→ **Written problem**
Extract every entry word for word. Skip the pictures.

======== Excerpted data

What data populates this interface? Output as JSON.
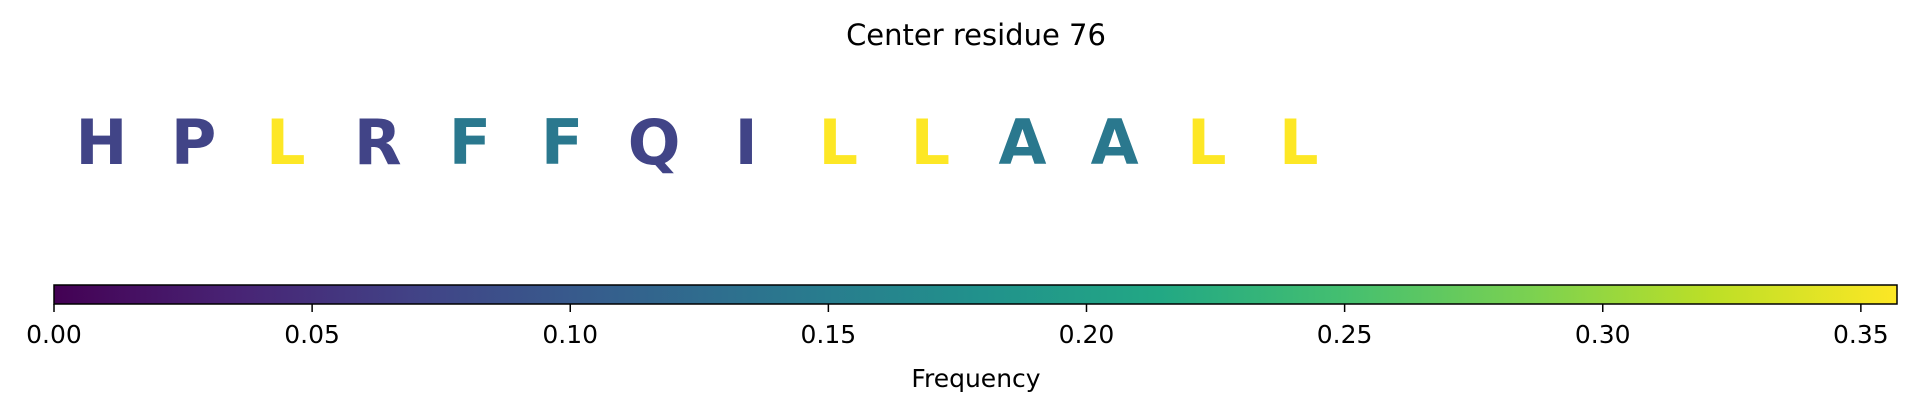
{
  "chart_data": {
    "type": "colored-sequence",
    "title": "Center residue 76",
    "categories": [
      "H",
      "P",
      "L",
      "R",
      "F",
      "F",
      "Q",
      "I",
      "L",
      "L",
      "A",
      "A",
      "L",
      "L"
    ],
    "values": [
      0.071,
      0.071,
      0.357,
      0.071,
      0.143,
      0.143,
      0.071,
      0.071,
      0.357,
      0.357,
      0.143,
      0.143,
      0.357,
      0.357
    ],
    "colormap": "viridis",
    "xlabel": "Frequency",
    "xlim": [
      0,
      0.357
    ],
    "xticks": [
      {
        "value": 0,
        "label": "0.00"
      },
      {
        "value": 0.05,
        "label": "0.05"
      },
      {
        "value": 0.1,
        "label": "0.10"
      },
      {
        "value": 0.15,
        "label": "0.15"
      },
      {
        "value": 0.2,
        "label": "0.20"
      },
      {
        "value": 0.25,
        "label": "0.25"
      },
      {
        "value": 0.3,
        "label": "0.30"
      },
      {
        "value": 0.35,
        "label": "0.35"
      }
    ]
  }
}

================

→ **Solution to this task**
What data populates this interface? Output as JSON.
{
  "chart_data": {
    "type": "colored-sequence",
    "title": "Center residue 76",
    "categories": [
      "H",
      "P",
      "L",
      "R",
      "F",
      "F",
      "Q",
      "I",
      "L",
      "L",
      "A",
      "A",
      "L",
      "L"
    ],
    "values": [
      0.071,
      0.071,
      0.357,
      0.071,
      0.143,
      0.143,
      0.071,
      0.071,
      0.357,
      0.357,
      0.143,
      0.143,
      0.357,
      0.357
    ],
    "colormap": "viridis",
    "xlabel": "Frequency",
    "xlim": [
      0,
      0.357
    ],
    "xticks": [
      {
        "value": 0,
        "label": "0.00"
      },
      {
        "value": 0.05,
        "label": "0.05"
      },
      {
        "value": 0.1,
        "label": "0.10"
      },
      {
        "value": 0.15,
        "label": "0.15"
      },
      {
        "value": 0.2,
        "label": "0.20"
      },
      {
        "value": 0.25,
        "label": "0.25"
      },
      {
        "value": 0.3,
        "label": "0.30"
      },
      {
        "value": 0.35,
        "label": "0.35"
      }
    ]
  }
}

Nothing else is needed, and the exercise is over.